- **Stated problem**
Copy out every line containing the word "conversations".

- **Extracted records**
+ + + + +
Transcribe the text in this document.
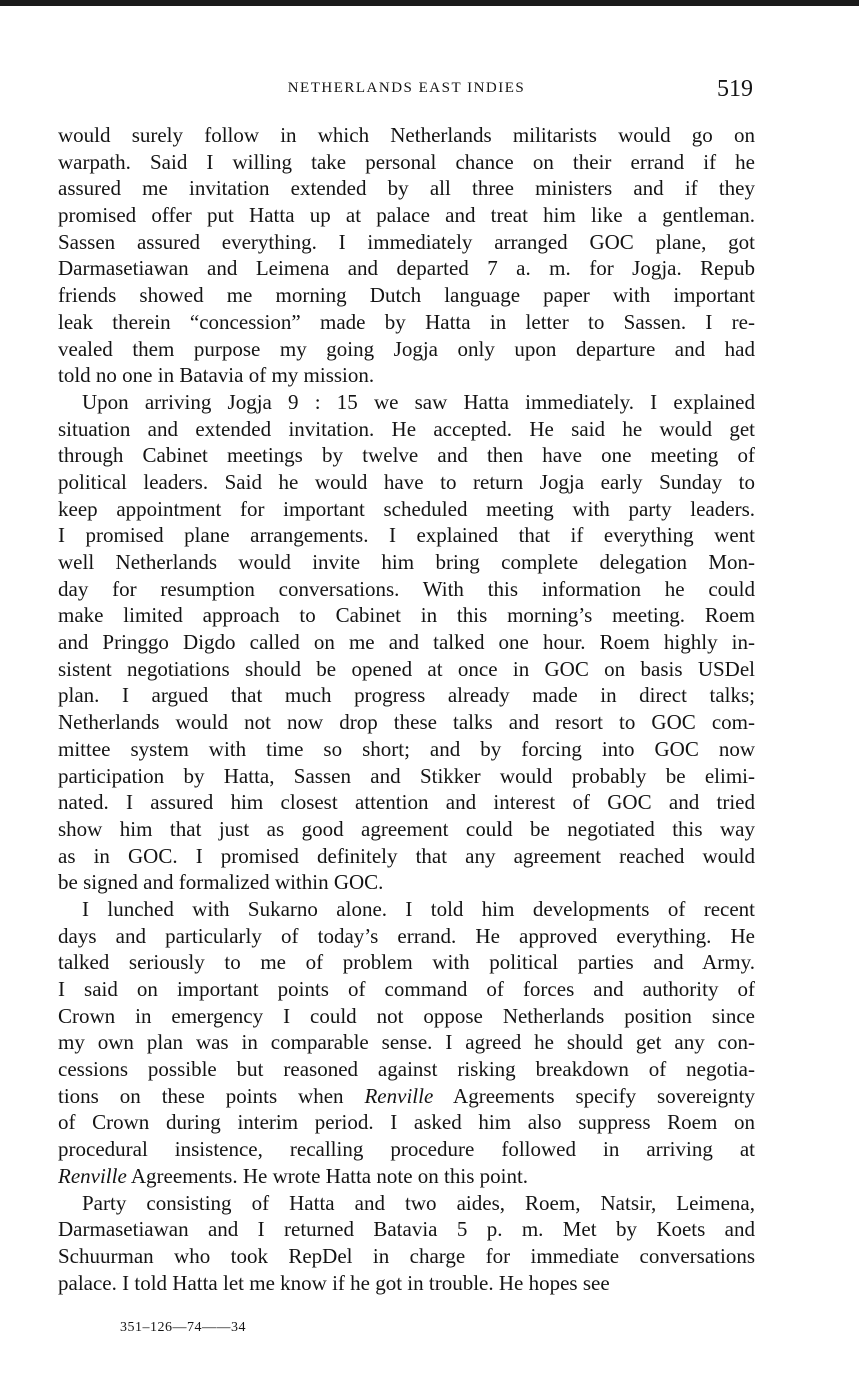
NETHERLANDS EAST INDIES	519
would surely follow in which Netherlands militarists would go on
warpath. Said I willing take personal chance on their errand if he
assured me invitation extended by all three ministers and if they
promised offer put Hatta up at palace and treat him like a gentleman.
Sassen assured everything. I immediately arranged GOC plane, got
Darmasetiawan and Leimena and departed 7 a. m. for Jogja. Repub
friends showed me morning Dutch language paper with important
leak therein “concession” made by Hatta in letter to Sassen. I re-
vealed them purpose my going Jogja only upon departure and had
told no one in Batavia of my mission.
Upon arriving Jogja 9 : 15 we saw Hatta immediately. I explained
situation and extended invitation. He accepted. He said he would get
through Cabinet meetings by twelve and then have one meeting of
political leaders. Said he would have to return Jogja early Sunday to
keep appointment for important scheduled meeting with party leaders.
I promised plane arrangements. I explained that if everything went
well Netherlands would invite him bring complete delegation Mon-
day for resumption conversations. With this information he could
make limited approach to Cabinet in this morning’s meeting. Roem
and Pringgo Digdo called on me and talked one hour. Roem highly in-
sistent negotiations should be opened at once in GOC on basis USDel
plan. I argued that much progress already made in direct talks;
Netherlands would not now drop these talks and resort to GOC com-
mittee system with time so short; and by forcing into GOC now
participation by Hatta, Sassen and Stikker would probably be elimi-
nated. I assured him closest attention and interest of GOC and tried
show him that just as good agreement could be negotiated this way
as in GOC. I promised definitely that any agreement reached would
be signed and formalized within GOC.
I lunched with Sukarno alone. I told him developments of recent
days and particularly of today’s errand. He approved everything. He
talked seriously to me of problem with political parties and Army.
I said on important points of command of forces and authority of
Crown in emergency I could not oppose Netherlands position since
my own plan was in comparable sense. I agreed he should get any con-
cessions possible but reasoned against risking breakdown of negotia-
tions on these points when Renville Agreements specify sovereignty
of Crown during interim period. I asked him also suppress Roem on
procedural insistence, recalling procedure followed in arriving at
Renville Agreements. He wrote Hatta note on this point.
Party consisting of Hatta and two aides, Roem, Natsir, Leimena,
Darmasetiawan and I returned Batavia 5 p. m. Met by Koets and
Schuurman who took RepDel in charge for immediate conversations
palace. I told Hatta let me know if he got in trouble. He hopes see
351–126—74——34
+ + + + +
- **Result for this exercise**
day for resumption conversations. With this information he could
Schuurman who took RepDel in charge for immediate conversations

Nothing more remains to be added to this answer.